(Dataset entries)

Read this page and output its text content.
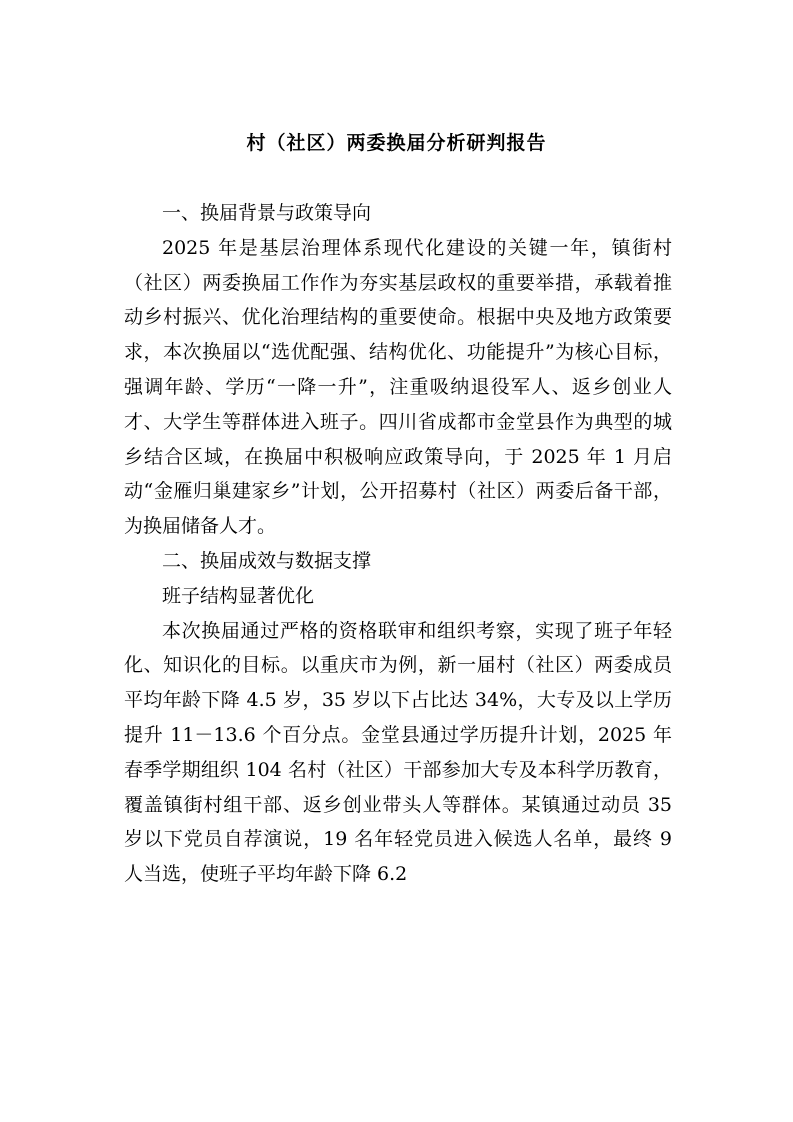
村（社区）两委换届分析研判报告

一、换届背景与政策导向

2025 年是基层治理体系现代化建设的关键一年，镇街村（社区）两委换届工作作为夯实基层政权的重要举措，承载着推动乡村振兴、优化治理结构的重要使命。根据中央及地方政策要求，本次换届以“选优配强、结构优化、功能提升”为核心目标，强调年龄、学历“一降一升”，注重吸纳退役军人、返乡创业人才、大学生等群体进入班子。四川省成都市金堂县作为典型的城乡结合区域，在换届中积极响应政策导向，于 2025 年 1 月启动“金雁归巢建家乡”计划，公开招募村（社区）两委后备干部，为换届储备人才。

二、换届成效与数据支撑

班子结构显著优化

本次换届通过严格的资格联审和组织考察，实现了班子年轻化、知识化的目标。以重庆市为例，新一届村（社区）两委成员平均年龄下降 4.5 岁，35 岁以下占比达 34%，大专及以上学历提升 11－13.6 个百分点。金堂县通过学历提升计划，2025 年春季学期组织 104 名村（社区）干部参加大专及本科学历教育，覆盖镇街村组干部、返乡创业带头人等群体。某镇通过动员 35 岁以下党员自荐演说，19 名年轻党员进入候选人名单，最终 9 人当选，使班子平均年龄下降 6.2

- _Instructions for the task_
Every entry must be reproduced exactly, with the images left out.

- _Solution for this exercise_
Read this page and output its text content.
村（社区）两委换届分析研判报告

一、换届背景与政策导向

2025 年是基层治理体系现代化建设的关键一年，镇街村（社区）两委换届工作作为夯实基层政权的重要举措，承载着推动乡村振兴、优化治理结构的重要使命。根据中央及地方政策要求，本次换届以“选优配强、结构优化、功能提升”为核心目标，强调年龄、学历“一降一升”，注重吸纳退役军人、返乡创业人才、大学生等群体进入班子。四川省成都市金堂县作为典型的城乡结合区域，在换届中积极响应政策导向，于 2025 年 1 月启动“金雁归巢建家乡”计划，公开招募村（社区）两委后备干部，为换届储备人才。

二、换届成效与数据支撑

班子结构显著优化

本次换届通过严格的资格联审和组织考察，实现了班子年轻化、知识化的目标。以重庆市为例，新一届村（社区）两委成员平均年龄下降 4.5 岁，35 岁以下占比达 34%，大专及以上学历提升 11－13.6 个百分点。金堂县通过学历提升计划，2025 年春季学期组织 104 名村（社区）干部参加大专及本科学历教育，覆盖镇街村组干部、返乡创业带头人等群体。某镇通过动员 35 岁以下党员自荐演说，19 名年轻党员进入候选人名单，最终 9 人当选，使班子平均年龄下降 6.2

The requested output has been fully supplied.